§ Stated problem: All of the data below must be repeated exactly.

§ Input records:
--- begin ---

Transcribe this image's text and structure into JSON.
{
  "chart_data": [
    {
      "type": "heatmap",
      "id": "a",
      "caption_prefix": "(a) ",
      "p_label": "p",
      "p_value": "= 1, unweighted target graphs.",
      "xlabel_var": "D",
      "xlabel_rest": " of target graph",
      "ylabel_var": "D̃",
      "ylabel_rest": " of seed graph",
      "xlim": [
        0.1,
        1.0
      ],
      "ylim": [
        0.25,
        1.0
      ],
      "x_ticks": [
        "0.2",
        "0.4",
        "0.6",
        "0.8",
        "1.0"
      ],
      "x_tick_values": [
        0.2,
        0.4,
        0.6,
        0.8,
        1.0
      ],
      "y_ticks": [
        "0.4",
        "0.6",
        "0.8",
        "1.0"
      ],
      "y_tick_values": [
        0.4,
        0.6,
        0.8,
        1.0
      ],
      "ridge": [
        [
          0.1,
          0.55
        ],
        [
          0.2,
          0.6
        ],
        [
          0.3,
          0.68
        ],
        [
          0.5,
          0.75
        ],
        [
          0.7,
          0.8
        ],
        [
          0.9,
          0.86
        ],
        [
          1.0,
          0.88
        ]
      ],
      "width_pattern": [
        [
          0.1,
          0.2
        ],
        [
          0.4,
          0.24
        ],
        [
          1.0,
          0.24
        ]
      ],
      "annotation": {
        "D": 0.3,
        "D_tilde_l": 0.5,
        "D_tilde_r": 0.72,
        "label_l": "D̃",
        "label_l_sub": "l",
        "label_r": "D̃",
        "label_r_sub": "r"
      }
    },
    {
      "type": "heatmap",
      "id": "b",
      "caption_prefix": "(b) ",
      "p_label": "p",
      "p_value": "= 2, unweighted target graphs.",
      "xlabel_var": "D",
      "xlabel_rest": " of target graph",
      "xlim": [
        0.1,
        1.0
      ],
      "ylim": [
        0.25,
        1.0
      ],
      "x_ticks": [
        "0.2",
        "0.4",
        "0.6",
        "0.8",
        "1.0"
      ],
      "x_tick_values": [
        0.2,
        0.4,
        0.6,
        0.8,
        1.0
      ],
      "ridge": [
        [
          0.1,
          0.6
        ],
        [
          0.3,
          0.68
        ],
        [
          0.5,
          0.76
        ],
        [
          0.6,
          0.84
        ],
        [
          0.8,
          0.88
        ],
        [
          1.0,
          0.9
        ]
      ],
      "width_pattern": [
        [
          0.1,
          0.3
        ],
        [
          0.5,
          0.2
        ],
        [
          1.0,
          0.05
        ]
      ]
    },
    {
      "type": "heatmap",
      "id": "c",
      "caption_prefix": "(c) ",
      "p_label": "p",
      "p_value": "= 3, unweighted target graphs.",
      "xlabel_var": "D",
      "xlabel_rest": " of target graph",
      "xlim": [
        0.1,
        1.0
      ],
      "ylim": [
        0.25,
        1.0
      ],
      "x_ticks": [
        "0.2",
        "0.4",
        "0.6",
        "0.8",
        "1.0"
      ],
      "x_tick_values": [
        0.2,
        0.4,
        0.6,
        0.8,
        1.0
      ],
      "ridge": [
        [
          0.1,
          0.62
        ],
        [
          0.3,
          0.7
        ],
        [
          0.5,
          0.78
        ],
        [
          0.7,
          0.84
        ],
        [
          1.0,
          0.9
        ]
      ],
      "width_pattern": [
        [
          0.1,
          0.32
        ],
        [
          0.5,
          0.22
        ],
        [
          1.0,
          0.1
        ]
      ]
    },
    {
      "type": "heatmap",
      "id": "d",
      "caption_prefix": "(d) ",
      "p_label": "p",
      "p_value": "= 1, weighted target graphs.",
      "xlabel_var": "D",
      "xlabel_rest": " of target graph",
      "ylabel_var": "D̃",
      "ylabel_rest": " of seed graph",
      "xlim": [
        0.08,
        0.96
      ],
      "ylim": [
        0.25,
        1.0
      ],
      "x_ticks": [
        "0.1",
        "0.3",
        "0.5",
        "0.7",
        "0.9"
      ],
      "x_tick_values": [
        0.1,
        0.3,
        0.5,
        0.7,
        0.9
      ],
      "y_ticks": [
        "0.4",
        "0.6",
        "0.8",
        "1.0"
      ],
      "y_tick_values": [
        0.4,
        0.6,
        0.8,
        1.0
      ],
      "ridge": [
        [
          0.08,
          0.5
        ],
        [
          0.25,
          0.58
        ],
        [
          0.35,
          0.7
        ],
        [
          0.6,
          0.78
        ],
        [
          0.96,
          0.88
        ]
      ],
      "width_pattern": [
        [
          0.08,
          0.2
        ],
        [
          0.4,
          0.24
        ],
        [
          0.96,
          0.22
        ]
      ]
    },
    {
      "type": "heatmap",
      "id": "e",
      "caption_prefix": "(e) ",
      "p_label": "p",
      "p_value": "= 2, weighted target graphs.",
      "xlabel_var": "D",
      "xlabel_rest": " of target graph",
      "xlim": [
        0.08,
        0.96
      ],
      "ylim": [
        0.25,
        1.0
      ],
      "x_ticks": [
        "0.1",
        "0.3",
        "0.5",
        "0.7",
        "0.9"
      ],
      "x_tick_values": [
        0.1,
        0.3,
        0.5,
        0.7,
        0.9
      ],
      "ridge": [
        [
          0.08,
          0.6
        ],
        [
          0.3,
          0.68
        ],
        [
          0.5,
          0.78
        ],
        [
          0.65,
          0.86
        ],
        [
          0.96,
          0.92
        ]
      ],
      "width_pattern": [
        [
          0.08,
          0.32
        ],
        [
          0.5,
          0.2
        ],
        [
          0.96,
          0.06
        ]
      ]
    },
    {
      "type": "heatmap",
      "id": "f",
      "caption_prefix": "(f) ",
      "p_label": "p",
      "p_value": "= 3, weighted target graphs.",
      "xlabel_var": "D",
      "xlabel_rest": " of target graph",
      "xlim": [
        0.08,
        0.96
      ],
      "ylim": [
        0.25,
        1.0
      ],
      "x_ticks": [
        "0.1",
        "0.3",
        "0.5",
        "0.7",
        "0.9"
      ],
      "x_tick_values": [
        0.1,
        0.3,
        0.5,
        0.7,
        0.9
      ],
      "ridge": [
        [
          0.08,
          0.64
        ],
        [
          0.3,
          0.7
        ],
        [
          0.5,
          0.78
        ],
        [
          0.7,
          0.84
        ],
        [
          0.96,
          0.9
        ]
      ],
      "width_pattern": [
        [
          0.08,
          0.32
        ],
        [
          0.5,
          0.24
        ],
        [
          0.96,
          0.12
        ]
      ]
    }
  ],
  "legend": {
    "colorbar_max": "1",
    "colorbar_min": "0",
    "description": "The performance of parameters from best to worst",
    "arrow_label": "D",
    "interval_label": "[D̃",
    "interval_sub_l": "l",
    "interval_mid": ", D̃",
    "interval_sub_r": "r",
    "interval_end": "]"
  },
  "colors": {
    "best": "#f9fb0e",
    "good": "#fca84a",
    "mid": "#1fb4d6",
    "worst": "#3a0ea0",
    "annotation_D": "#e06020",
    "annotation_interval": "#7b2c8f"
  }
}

--- end ---

§ Written answer:
Transcribe this image's text and structure into JSON.
{
  "chart_data": [
    {
      "type": "heatmap",
      "id": "a",
      "caption_prefix": "(a) ",
      "p_label": "p",
      "p_value": "= 1, unweighted target graphs.",
      "xlabel_var": "D",
      "xlabel_rest": " of target graph",
      "ylabel_var": "D̃",
      "ylabel_rest": " of seed graph",
      "xlim": [
        0.1,
        1.0
      ],
      "ylim": [
        0.25,
        1.0
      ],
      "x_ticks": [
        "0.2",
        "0.4",
        "0.6",
        "0.8",
        "1.0"
      ],
      "x_tick_values": [
        0.2,
        0.4,
        0.6,
        0.8,
        1.0
      ],
      "y_ticks": [
        "0.4",
        "0.6",
        "0.8",
        "1.0"
      ],
      "y_tick_values": [
        0.4,
        0.6,
        0.8,
        1.0
      ],
      "ridge": [
        [
          0.1,
          0.55
        ],
        [
          0.2,
          0.6
        ],
        [
          0.3,
          0.68
        ],
        [
          0.5,
          0.75
        ],
        [
          0.7,
          0.8
        ],
        [
          0.9,
          0.86
        ],
        [
          1.0,
          0.88
        ]
      ],
      "width_pattern": [
        [
          0.1,
          0.2
        ],
        [
          0.4,
          0.24
        ],
        [
          1.0,
          0.24
        ]
      ],
      "annotation": {
        "D": 0.3,
        "D_tilde_l": 0.5,
        "D_tilde_r": 0.72,
        "label_l": "D̃",
        "label_l_sub": "l",
        "label_r": "D̃",
        "label_r_sub": "r"
      }
    },
    {
      "type": "heatmap",
      "id": "b",
      "caption_prefix": "(b) ",
      "p_label": "p",
      "p_value": "= 2, unweighted target graphs.",
      "xlabel_var": "D",
      "xlabel_rest": " of target graph",
      "xlim": [
        0.1,
        1.0
      ],
      "ylim": [
        0.25,
        1.0
      ],
      "x_ticks": [
        "0.2",
        "0.4",
        "0.6",
        "0.8",
        "1.0"
      ],
      "x_tick_values": [
        0.2,
        0.4,
        0.6,
        0.8,
        1.0
      ],
      "ridge": [
        [
          0.1,
          0.6
        ],
        [
          0.3,
          0.68
        ],
        [
          0.5,
          0.76
        ],
        [
          0.6,
          0.84
        ],
        [
          0.8,
          0.88
        ],
        [
          1.0,
          0.9
        ]
      ],
      "width_pattern": [
        [
          0.1,
          0.3
        ],
        [
          0.5,
          0.2
        ],
        [
          1.0,
          0.05
        ]
      ]
    },
    {
      "type": "heatmap",
      "id": "c",
      "caption_prefix": "(c) ",
      "p_label": "p",
      "p_value": "= 3, unweighted target graphs.",
      "xlabel_var": "D",
      "xlabel_rest": " of target graph",
      "xlim": [
        0.1,
        1.0
      ],
      "ylim": [
        0.25,
        1.0
      ],
      "x_ticks": [
        "0.2",
        "0.4",
        "0.6",
        "0.8",
        "1.0"
      ],
      "x_tick_values": [
        0.2,
        0.4,
        0.6,
        0.8,
        1.0
      ],
      "ridge": [
        [
          0.1,
          0.62
        ],
        [
          0.3,
          0.7
        ],
        [
          0.5,
          0.78
        ],
        [
          0.7,
          0.84
        ],
        [
          1.0,
          0.9
        ]
      ],
      "width_pattern": [
        [
          0.1,
          0.32
        ],
        [
          0.5,
          0.22
        ],
        [
          1.0,
          0.1
        ]
      ]
    },
    {
      "type": "heatmap",
      "id": "d",
      "caption_prefix": "(d) ",
      "p_label": "p",
      "p_value": "= 1, weighted target graphs.",
      "xlabel_var": "D",
      "xlabel_rest": " of target graph",
      "ylabel_var": "D̃",
      "ylabel_rest": " of seed graph",
      "xlim": [
        0.08,
        0.96
      ],
      "ylim": [
        0.25,
        1.0
      ],
      "x_ticks": [
        "0.1",
        "0.3",
        "0.5",
        "0.7",
        "0.9"
      ],
      "x_tick_values": [
        0.1,
        0.3,
        0.5,
        0.7,
        0.9
      ],
      "y_ticks": [
        "0.4",
        "0.6",
        "0.8",
        "1.0"
      ],
      "y_tick_values": [
        0.4,
        0.6,
        0.8,
        1.0
      ],
      "ridge": [
        [
          0.08,
          0.5
        ],
        [
          0.25,
          0.58
        ],
        [
          0.35,
          0.7
        ],
        [
          0.6,
          0.78
        ],
        [
          0.96,
          0.88
        ]
      ],
      "width_pattern": [
        [
          0.08,
          0.2
        ],
        [
          0.4,
          0.24
        ],
        [
          0.96,
          0.22
        ]
      ]
    },
    {
      "type": "heatmap",
      "id": "e",
      "caption_prefix": "(e) ",
      "p_label": "p",
      "p_value": "= 2, weighted target graphs.",
      "xlabel_var": "D",
      "xlabel_rest": " of target graph",
      "xlim": [
        0.08,
        0.96
      ],
      "ylim": [
        0.25,
        1.0
      ],
      "x_ticks": [
        "0.1",
        "0.3",
        "0.5",
        "0.7",
        "0.9"
      ],
      "x_tick_values": [
        0.1,
        0.3,
        0.5,
        0.7,
        0.9
      ],
      "ridge": [
        [
          0.08,
          0.6
        ],
        [
          0.3,
          0.68
        ],
        [
          0.5,
          0.78
        ],
        [
          0.65,
          0.86
        ],
        [
          0.96,
          0.92
        ]
      ],
      "width_pattern": [
        [
          0.08,
          0.32
        ],
        [
          0.5,
          0.2
        ],
        [
          0.96,
          0.06
        ]
      ]
    },
    {
      "type": "heatmap",
      "id": "f",
      "caption_prefix": "(f) ",
      "p_label": "p",
      "p_value": "= 3, weighted target graphs.",
      "xlabel_var": "D",
      "xlabel_rest": " of target graph",
      "xlim": [
        0.08,
        0.96
      ],
      "ylim": [
        0.25,
        1.0
      ],
      "x_ticks": [
        "0.1",
        "0.3",
        "0.5",
        "0.7",
        "0.9"
      ],
      "x_tick_values": [
        0.1,
        0.3,
        0.5,
        0.7,
        0.9
      ],
      "ridge": [
        [
          0.08,
          0.64
        ],
        [
          0.3,
          0.7
        ],
        [
          0.5,
          0.78
        ],
        [
          0.7,
          0.84
        ],
        [
          0.96,
          0.9
        ]
      ],
      "width_pattern": [
        [
          0.08,
          0.32
        ],
        [
          0.5,
          0.24
        ],
        [
          0.96,
          0.12
        ]
      ]
    }
  ],
  "legend": {
    "colorbar_max": "1",
    "colorbar_min": "0",
    "description": "The performance of parameters from best to worst",
    "arrow_label": "D",
    "interval_label": "[D̃",
    "interval_sub_l": "l",
    "interval_mid": ", D̃",
    "interval_sub_r": "r",
    "interval_end": "]"
  },
  "colors": {
    "best": "#f9fb0e",
    "good": "#fca84a",
    "mid": "#1fb4d6",
    "worst": "#3a0ea0",
    "annotation_D": "#e06020",
    "annotation_interval": "#7b2c8f"
  }
}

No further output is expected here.